-- WHAT TO PRODUCE --
Where does the string "image" appear in the records? Copy every line that contains it.

-- Source records --
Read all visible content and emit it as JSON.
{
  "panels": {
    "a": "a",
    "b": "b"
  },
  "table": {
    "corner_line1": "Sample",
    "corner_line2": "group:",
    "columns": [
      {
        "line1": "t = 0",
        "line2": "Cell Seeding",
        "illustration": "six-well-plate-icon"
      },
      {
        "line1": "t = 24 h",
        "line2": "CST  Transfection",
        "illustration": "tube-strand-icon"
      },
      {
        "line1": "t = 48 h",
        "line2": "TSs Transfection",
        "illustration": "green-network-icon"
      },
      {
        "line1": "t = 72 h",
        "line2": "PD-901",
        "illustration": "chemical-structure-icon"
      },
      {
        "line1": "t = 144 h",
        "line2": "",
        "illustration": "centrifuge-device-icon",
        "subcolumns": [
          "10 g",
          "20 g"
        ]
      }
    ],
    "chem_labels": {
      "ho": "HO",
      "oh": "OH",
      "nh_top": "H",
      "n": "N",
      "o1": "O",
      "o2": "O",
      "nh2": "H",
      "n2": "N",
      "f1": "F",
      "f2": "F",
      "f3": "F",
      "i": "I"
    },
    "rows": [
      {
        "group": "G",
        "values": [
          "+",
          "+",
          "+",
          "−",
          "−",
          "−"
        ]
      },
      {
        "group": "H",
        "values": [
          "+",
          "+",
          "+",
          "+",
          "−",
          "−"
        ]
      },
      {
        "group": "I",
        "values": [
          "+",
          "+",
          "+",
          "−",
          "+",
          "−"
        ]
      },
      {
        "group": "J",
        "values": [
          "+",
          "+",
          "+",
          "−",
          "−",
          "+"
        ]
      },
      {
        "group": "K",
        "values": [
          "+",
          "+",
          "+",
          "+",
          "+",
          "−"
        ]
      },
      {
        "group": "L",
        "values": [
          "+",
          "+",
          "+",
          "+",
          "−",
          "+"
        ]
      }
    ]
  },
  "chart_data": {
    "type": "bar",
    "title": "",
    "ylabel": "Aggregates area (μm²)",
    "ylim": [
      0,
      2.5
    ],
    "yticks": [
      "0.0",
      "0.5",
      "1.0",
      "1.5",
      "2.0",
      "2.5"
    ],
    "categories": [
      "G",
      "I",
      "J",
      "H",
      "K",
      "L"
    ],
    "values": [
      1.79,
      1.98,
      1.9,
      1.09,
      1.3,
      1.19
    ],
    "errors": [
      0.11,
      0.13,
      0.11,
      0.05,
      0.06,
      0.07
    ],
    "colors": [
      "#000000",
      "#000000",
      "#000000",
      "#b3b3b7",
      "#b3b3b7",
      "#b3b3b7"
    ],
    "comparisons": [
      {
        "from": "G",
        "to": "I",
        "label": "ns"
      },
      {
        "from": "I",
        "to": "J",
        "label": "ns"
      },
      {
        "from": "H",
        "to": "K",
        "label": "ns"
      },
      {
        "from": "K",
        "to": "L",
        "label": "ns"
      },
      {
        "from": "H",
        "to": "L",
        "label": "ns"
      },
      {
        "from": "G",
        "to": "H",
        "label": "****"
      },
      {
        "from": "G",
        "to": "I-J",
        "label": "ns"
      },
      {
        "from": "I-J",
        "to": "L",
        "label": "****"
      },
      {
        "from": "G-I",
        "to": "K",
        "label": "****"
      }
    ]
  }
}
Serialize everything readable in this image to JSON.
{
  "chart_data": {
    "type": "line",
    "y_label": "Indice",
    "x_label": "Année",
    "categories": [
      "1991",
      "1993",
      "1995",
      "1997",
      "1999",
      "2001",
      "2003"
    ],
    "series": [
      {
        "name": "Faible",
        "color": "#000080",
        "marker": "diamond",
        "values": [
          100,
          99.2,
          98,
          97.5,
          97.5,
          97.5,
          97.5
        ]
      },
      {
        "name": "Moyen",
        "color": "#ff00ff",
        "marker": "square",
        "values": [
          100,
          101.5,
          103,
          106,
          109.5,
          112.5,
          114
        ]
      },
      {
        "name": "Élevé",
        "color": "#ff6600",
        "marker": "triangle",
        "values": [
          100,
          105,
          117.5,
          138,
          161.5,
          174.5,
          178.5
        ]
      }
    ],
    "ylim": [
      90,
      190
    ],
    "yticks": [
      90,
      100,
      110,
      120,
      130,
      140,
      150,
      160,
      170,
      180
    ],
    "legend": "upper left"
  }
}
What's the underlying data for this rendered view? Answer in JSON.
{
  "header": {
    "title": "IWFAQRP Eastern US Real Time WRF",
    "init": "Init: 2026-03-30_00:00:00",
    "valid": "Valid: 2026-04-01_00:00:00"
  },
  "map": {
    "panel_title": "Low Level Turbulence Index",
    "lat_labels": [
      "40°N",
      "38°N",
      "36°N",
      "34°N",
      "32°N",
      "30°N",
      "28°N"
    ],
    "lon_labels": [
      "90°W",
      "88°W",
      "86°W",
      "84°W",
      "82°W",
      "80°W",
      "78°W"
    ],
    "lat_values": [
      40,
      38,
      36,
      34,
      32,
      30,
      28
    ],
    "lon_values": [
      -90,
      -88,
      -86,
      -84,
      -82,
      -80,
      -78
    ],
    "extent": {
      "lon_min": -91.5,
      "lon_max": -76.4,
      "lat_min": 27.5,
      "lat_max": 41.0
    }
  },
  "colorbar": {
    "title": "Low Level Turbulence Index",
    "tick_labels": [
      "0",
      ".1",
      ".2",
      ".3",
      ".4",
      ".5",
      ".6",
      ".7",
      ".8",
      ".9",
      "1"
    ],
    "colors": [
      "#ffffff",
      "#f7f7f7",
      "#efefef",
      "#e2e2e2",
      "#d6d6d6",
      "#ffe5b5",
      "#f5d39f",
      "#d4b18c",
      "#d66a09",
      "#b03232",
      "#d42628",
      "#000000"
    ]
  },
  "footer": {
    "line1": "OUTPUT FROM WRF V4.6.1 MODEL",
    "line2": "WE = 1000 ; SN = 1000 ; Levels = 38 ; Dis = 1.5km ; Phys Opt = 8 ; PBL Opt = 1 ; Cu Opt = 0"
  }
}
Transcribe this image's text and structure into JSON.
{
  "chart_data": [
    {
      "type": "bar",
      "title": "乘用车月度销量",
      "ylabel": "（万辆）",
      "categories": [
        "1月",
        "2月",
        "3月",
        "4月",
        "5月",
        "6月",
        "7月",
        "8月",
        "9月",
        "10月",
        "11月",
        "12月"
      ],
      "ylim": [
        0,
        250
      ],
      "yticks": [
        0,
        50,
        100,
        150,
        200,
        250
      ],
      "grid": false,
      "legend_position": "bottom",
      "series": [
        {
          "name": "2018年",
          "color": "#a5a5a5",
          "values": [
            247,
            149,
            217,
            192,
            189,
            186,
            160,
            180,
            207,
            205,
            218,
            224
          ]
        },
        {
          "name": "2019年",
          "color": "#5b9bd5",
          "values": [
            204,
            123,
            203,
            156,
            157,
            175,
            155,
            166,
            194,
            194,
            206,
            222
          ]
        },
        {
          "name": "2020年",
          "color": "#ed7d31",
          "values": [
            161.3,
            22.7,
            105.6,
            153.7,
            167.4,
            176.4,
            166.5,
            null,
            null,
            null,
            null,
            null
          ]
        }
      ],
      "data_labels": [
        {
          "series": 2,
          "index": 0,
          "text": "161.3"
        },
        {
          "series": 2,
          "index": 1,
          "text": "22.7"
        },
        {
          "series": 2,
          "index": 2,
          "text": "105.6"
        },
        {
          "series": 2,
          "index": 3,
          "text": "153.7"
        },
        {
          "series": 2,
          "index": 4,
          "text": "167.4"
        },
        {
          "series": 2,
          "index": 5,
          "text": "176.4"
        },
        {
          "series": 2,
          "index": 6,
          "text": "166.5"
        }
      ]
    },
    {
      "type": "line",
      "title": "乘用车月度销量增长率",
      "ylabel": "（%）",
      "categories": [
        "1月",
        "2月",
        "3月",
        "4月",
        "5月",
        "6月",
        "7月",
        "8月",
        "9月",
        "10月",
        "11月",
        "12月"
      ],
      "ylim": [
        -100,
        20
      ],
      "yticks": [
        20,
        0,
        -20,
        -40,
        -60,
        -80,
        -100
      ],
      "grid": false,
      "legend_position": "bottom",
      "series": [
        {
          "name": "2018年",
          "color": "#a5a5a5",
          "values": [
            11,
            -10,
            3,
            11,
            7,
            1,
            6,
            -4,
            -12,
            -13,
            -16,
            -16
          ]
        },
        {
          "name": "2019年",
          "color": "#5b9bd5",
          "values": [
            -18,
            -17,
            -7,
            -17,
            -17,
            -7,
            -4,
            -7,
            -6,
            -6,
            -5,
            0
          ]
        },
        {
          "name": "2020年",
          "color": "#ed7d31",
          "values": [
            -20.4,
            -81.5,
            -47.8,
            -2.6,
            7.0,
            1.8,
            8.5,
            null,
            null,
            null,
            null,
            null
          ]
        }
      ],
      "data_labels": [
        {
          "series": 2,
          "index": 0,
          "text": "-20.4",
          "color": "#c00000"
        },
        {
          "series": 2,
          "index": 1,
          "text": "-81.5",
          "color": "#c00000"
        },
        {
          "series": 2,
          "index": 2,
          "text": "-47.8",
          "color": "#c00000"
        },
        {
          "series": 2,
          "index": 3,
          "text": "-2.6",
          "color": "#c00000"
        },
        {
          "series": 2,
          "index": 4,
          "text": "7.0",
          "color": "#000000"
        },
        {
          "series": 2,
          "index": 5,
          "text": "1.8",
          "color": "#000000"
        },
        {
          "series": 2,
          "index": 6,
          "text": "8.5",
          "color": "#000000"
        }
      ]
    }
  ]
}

-- REPLY TO THE EXERCISE --
Serialize everything readable in this image to JSON.
Transcribe this image's text and structure into JSON.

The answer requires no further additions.